- _AUFGABE A_
Fasse den Absatz des Textes über den Drogenhandel in Brasilien, der mit „Seit Mitte der 1980er Jahre“ beginnt, in einer knappen Stichpunktliste zusammen und behalte dabei seine wesentlichen Fakten bei.

- _VORLIEGENDER TEXT_
<<<<
Brasilien | Drogenhandel | Nummer 333 - März 2002

„Der nackte König“

Drogenhandel und gesellschaftlicher Sittenverfall in Brasilien

Seit Mitte der 1980er Jahre gilt Brasilien als klassisches Transitland für andines Kokain. Kriminelle Netzwerke, die in den Drogenhandel verstrickt sind und tief in die politische Klasse und das legale wirtschaftliche Leben hineinreichen, sind ausgemacht worden; billigere Produkte, wie Crack und pasta base werden in jeder brasilianischen Kleinstadt verkauft und konsumiert. Die Schwächung traditioneller Reproduktions- und Organisationsformen durch die offizielle Entwicklungsstrategie und die widerrechtliche Inbesitznahme staatlicher Institutionen durch klientelistische Netzwerke begünstigen den Drogenhandel und werden gleichzeitig durch ihn beeinflusst.
>>>>
- _EINGABEDATEN_
<<<<
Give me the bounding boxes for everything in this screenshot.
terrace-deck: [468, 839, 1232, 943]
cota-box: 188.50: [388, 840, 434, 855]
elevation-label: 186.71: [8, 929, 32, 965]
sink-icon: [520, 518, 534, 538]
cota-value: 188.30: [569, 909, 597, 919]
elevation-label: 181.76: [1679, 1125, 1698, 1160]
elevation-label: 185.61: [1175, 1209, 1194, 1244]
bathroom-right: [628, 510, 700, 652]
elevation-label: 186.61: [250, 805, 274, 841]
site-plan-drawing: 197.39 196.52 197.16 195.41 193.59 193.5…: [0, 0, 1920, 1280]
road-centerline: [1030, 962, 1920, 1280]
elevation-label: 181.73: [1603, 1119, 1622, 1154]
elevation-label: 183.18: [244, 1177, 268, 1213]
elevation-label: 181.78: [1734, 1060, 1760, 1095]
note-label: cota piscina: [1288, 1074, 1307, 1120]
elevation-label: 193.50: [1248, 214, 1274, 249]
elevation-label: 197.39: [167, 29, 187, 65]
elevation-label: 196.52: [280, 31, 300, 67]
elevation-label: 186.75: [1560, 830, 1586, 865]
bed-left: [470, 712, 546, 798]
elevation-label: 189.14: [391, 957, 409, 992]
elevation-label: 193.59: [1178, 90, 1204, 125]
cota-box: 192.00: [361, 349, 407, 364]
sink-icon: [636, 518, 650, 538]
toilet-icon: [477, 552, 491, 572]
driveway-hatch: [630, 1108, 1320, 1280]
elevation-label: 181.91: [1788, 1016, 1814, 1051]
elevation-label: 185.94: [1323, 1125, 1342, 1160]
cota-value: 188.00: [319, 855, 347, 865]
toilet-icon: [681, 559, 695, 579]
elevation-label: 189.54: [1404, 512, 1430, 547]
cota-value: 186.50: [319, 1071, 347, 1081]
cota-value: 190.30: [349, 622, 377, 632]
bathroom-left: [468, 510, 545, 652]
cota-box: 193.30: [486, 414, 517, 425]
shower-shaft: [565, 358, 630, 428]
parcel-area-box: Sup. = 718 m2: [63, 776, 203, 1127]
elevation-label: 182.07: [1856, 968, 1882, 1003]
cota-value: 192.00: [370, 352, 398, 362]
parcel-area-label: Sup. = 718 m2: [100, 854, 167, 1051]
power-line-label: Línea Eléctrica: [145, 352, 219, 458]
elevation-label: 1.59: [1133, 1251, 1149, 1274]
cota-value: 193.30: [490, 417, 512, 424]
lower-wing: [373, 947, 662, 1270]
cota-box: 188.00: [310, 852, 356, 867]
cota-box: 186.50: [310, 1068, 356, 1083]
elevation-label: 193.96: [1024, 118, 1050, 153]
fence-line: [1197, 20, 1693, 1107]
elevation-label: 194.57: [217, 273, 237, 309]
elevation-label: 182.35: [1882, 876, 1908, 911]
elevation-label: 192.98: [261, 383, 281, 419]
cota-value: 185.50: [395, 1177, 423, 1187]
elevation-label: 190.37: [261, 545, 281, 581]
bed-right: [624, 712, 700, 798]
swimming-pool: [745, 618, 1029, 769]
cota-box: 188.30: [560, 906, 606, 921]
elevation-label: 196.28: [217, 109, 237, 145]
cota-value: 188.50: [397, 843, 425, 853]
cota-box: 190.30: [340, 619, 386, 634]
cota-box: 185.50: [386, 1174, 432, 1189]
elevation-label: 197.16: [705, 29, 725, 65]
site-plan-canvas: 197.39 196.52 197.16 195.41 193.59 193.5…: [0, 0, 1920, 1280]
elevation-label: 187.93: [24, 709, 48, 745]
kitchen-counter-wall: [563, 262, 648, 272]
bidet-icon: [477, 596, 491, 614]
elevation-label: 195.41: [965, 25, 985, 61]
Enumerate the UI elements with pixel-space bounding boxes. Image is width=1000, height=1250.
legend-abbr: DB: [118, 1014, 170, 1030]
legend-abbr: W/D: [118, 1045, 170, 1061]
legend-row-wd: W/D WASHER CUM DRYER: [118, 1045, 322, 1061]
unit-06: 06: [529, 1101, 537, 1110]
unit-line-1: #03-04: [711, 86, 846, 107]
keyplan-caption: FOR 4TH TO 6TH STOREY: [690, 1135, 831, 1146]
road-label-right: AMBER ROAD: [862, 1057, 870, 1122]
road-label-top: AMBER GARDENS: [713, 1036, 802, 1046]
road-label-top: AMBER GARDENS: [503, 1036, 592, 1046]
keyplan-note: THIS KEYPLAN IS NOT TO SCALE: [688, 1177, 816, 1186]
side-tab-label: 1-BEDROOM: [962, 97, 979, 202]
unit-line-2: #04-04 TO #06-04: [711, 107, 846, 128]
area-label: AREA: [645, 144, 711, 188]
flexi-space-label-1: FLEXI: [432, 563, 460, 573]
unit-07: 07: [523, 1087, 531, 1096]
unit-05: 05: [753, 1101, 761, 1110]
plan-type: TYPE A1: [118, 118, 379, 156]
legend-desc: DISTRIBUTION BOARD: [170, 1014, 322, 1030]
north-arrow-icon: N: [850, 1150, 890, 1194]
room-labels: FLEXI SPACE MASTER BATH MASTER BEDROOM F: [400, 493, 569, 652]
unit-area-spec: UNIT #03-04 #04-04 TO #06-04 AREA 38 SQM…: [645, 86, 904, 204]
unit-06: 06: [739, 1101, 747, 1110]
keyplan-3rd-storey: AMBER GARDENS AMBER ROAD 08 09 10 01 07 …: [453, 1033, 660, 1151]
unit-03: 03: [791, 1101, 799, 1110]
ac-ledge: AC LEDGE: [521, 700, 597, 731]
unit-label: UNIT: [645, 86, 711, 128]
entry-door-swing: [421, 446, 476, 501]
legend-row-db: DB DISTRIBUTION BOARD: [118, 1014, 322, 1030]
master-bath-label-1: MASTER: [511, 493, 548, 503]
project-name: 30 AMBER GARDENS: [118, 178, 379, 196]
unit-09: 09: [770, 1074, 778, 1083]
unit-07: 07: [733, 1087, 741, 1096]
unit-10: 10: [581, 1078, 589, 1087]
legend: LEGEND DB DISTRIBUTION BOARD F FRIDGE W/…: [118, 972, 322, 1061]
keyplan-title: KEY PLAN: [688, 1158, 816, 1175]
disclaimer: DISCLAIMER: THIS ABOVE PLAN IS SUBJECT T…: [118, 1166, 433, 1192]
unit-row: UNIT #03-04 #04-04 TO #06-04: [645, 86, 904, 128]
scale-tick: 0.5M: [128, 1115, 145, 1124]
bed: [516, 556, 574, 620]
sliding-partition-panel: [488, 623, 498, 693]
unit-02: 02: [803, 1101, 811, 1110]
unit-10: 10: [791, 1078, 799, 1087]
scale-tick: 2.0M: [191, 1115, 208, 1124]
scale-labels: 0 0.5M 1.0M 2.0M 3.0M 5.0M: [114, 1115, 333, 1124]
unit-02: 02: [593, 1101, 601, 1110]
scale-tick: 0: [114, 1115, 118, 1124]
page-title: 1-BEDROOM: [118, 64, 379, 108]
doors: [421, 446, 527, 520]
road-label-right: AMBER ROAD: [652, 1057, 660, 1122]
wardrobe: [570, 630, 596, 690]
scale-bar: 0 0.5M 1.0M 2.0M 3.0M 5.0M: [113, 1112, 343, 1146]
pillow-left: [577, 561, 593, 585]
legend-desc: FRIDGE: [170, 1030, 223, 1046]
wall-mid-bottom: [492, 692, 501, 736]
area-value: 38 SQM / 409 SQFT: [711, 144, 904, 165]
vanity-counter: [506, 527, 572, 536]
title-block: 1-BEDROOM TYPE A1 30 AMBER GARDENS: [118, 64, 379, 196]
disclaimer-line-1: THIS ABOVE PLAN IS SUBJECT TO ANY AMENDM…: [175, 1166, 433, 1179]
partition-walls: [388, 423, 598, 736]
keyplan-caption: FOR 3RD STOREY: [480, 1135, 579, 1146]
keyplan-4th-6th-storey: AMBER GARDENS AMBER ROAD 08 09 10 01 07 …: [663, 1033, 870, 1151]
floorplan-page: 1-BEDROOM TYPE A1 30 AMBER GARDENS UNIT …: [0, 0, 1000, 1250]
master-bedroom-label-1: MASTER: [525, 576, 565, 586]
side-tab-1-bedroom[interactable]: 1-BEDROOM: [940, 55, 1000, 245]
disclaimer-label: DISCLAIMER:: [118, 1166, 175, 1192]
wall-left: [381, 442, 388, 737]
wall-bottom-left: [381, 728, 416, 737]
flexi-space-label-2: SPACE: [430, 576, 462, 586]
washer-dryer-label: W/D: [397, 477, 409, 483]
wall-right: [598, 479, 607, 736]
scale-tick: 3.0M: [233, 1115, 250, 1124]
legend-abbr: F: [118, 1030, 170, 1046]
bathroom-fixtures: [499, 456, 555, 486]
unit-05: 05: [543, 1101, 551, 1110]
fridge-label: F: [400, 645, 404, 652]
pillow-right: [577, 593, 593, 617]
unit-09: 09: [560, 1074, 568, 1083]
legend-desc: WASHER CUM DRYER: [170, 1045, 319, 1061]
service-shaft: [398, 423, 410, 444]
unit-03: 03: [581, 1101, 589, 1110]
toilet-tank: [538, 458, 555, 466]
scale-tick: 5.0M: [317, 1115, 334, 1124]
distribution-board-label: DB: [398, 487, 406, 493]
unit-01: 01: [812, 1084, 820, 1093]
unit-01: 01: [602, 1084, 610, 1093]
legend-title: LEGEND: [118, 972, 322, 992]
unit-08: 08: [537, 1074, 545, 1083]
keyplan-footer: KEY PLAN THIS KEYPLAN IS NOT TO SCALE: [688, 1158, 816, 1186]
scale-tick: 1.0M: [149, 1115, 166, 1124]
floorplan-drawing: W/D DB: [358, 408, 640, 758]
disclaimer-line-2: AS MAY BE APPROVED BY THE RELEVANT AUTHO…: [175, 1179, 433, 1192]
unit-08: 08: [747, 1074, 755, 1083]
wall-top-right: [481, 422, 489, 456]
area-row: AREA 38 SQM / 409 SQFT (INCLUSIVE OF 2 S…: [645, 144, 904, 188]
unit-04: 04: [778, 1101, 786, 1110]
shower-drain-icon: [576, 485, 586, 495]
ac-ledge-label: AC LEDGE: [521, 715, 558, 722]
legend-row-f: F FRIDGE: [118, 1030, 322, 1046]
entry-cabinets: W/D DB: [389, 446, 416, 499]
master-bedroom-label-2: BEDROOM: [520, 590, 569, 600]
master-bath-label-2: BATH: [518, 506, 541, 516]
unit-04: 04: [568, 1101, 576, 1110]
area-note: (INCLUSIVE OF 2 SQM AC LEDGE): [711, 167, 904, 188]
>>>>
- _AUFGABE B_
Übertrage die Zeilen der Auflistung unverändert, vom Anfang der Auflistung bis einschließlich der Zeile mit "cota-value: 188.30: [569, 909, 597, 919]".

- _ANTWORT A_
- Brasilien gilt seit Mitte der 1980er Jahre als klassisches Transitland für andines Kokain.
- Man hat kriminelle Netzwerke im Drogenhandel ausgemacht, die tief in die politische Klasse und das legale Wirtschaftsleben hineinreichen.
- Billigere Produkte wie Crack und pasta base werden in jeder brasilianischen Kleinstadt verkauft und konsumiert.
- Zwei Faktoren begünstigen den Drogenhandel und werden zugleich von ihm beeinflusst: Die offizielle Entwicklungsstrategie schwächt traditionelle Reproduktions- und Organisationsformen, und klientelistische Netzwerke nehmen staatliche Institutionen widerrechtlich in Besitz.

- _ANTWORT B_
Give me the bounding boxes for everything in this screenshot.
terrace-deck: [468, 839, 1232, 943]
cota-box: 188.50: [388, 840, 434, 855]
elevation-label: 186.71: [8, 929, 32, 965]
sink-icon: [520, 518, 534, 538]
cota-value: 188.30: [569, 909, 597, 919]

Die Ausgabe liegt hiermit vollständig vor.